→ What this task involves
Please print the full listing exactly.

→ Data for processing
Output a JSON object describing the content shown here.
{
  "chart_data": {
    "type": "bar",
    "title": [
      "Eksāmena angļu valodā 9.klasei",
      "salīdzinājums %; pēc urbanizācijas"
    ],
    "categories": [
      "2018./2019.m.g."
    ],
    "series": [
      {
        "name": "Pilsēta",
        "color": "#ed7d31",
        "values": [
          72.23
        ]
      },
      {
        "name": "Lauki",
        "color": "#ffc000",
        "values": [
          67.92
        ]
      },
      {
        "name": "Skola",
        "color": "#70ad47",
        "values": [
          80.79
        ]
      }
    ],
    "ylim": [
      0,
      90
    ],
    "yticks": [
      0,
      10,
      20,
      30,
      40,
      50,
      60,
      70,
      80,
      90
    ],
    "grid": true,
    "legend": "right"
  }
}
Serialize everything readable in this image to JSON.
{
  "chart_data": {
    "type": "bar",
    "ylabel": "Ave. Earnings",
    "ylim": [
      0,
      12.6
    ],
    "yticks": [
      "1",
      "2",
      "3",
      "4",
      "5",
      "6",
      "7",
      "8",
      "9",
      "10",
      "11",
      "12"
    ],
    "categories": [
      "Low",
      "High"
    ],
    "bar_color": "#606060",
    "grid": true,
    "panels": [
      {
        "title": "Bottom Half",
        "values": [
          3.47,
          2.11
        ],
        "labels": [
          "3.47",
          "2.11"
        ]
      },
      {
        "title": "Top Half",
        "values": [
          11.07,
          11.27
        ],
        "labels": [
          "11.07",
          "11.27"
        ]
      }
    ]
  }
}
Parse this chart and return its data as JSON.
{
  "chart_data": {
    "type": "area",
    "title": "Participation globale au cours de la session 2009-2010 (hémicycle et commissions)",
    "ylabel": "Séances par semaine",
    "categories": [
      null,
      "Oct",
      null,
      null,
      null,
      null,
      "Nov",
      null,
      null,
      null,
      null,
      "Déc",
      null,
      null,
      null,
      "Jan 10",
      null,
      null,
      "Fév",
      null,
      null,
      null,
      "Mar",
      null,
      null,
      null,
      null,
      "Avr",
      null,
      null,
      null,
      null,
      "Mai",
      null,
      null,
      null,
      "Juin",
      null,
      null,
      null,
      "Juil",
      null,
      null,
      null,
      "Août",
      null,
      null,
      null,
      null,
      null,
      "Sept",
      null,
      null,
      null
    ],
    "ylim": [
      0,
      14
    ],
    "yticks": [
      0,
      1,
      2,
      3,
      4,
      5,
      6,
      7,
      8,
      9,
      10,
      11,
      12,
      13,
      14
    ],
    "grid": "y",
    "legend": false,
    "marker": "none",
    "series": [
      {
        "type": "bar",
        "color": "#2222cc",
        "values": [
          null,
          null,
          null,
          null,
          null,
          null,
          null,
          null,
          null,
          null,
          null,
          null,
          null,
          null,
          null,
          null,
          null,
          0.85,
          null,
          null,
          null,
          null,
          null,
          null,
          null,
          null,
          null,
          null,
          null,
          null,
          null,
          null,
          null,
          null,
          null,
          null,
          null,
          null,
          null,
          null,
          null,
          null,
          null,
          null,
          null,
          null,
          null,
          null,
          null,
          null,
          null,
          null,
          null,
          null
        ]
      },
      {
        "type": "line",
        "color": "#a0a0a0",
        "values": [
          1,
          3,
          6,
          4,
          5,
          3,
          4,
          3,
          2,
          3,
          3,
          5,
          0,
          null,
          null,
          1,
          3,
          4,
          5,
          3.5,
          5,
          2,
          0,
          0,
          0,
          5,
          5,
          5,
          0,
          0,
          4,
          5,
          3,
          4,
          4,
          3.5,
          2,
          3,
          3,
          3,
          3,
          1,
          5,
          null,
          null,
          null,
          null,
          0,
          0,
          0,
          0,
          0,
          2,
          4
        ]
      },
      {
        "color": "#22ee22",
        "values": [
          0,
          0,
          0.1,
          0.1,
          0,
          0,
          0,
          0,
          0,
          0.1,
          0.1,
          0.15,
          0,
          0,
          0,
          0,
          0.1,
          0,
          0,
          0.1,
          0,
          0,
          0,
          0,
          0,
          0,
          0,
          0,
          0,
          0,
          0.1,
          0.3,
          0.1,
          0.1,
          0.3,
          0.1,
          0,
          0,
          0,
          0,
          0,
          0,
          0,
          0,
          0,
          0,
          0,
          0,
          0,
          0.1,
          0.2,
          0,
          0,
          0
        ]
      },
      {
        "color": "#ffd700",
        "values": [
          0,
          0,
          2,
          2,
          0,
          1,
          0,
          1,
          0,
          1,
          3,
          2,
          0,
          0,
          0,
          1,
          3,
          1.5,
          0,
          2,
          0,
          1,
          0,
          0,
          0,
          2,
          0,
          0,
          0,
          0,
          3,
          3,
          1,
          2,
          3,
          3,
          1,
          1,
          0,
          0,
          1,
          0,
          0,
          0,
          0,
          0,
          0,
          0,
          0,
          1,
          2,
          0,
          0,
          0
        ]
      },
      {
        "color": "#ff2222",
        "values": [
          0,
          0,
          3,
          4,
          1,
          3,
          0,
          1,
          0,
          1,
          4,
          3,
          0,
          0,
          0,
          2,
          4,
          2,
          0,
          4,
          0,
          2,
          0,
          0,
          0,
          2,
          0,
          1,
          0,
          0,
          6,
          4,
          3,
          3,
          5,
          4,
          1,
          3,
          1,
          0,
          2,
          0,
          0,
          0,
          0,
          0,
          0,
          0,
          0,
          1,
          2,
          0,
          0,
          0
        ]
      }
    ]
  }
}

→ Final result
Output a JSON object describing the content shown here.
{
  "chart_data": {
    "type": "bar",
    "title": [
      "Eksāmena angļu valodā 9.klasei",
      "salīdzinājums %; pēc urbanizācijas"
    ],
    "categories": [
      "2018./2019.m.g."
    ],
    "series": [
      {
        "name": "Pilsēta",
        "color": "#ed7d31",
        "values": [
          72.23
        ]
      },
      {
        "name": "Lauki",
        "color": "#ffc000",
        "values": [
          67.92
        ]
      },
      {
        "name": "Skola",
        "color": "#70ad47",
        "values": [
          80.79
        ]
      }
    ],
    "ylim": [
      0,
      90
    ],
    "yticks": [
      0,
      10,
      20,
      30,
      40,
      50,
      60,
      70,
      80,
      90
    ],
    "grid": true,
    "legend": "right"
  }
}
Serialize everything readable in this image to JSON.
{
  "chart_data": {
    "type": "bar",
    "ylabel": "Ave. Earnings",
    "ylim": [
      0,
      12.6
    ],
    "yticks": [
      "1",
      "2",
      "3",
      "4",
      "5",
      "6",
      "7",
      "8",
      "9",
      "10",
      "11",
      "12"
    ],
    "categories": [
      "Low",
      "High"
    ],
    "bar_color": "#606060",
    "grid": true,
    "panels": [
      {
        "title": "Bottom Half",
        "values": [
          3.47,
          2.11
        ],
        "labels": [
          "3.47",
          "2.11"
        ]
      },
      {
        "title": "Top Half",
        "values": [
          11.07,
          11.27
        ],
        "labels": [
          "11.07",
          "11.27"
        ]
      }
    ]
  }
}
Parse this chart and return its data as JSON.
{
  "chart_data": {
    "type": "area",
    "title": "Participation globale au cours de la session 2009-2010 (hémicycle et commissions)",
    "ylabel": "Séances par semaine",
    "categories": [
      null,
      "Oct",
      null,
      null,
      null,
      null,
      "Nov",
      null,
      null,
      null,
      null,
      "Déc",
      null,
      null,
      null,
      "Jan 10",
      null,
      null,
      "Fév",
      null,
      null,
      null,
      "Mar",
      null,
      null,
      null,
      null,
      "Avr",
      null,
      null,
      null,
      null,
      "Mai",
      null,
      null,
      null,
      "Juin",
      null,
      null,
      null,
      "Juil",
      null,
      null,
      null,
      "Août",
      null,
      null,
      null,
      null,
      null,
      "Sept",
      null,
      null,
      null
    ],
    "ylim": [
      0,
      14
    ],
    "yticks": [
      0,
      1,
      2,
      3,
      4,
      5,
      6,
      7,
      8,
      9,
      10,
      11,
      12,
      13,
      14
    ],
    "grid": "y",
    "legend": false,
    "marker": "none",
    "series": [
      {
        "type": "bar",
        "color": "#2222cc",
        "values": [
          null,
          null,
          null,
          null,
          null,
          null,
          null,
          null,
          null,
          null,
          null,
          null,
          null,
          null,
          null,
          null,
          null,
          0.85,
          null,
          null,
          null,
          null,
          null,
          null,
          null,
          null,
          null,
          null,
          null,
          null,
          null,
          null,
          null,
          null,
          null,
          null,
          null,
          null,
          null,
          null,
          null,
          null,
          null,
          null,
          null,
          null,
          null,
          null,
          null,
          null,
          null,
          null,
          null,
          null
        ]
      },
      {
        "type": "line",
        "color": "#a0a0a0",
        "values": [
          1,
          3,
          6,
          4,
          5,
          3,
          4,
          3,
          2,
          3,
          3,
          5,
          0,
          null,
          null,
          1,
          3,
          4,
          5,
          3.5,
          5,
          2,
          0,
          0,
          0,
          5,
          5,
          5,
          0,
          0,
          4,
          5,
          3,
          4,
          4,
          3.5,
          2,
          3,
          3,
          3,
          3,
          1,
          5,
          null,
          null,
          null,
          null,
          0,
          0,
          0,
          0,
          0,
          2,
          4
        ]
      },
      {
        "color": "#22ee22",
        "values": [
          0,
          0,
          0.1,
          0.1,
          0,
          0,
          0,
          0,
          0,
          0.1,
          0.1,
          0.15,
          0,
          0,
          0,
          0,
          0.1,
          0,
          0,
          0.1,
          0,
          0,
          0,
          0,
          0,
          0,
          0,
          0,
          0,
          0,
          0.1,
          0.3,
          0.1,
          0.1,
          0.3,
          0.1,
          0,
          0,
          0,
          0,
          0,
          0,
          0,
          0,
          0,
          0,
          0,
          0,
          0,
          0.1,
          0.2,
          0,
          0,
          0
        ]
      },
      {
        "color": "#ffd700",
        "values": [
          0,
          0,
          2,
          2,
          0,
          1,
          0,
          1,
          0,
          1,
          3,
          2,
          0,
          0,
          0,
          1,
          3,
          1.5,
          0,
          2,
          0,
          1,
          0,
          0,
          0,
          2,
          0,
          0,
          0,
          0,
          3,
          3,
          1,
          2,
          3,
          3,
          1,
          1,
          0,
          0,
          1,
          0,
          0,
          0,
          0,
          0,
          0,
          0,
          0,
          1,
          2,
          0,
          0,
          0
        ]
      },
      {
        "color": "#ff2222",
        "values": [
          0,
          0,
          3,
          4,
          1,
          3,
          0,
          1,
          0,
          1,
          4,
          3,
          0,
          0,
          0,
          2,
          4,
          2,
          0,
          4,
          0,
          2,
          0,
          0,
          0,
          2,
          0,
          1,
          0,
          0,
          6,
          4,
          3,
          3,
          5,
          4,
          1,
          3,
          1,
          0,
          2,
          0,
          0,
          0,
          0,
          0,
          0,
          0,
          0,
          1,
          2,
          0,
          0,
          0
        ]
      }
    ]
  }
}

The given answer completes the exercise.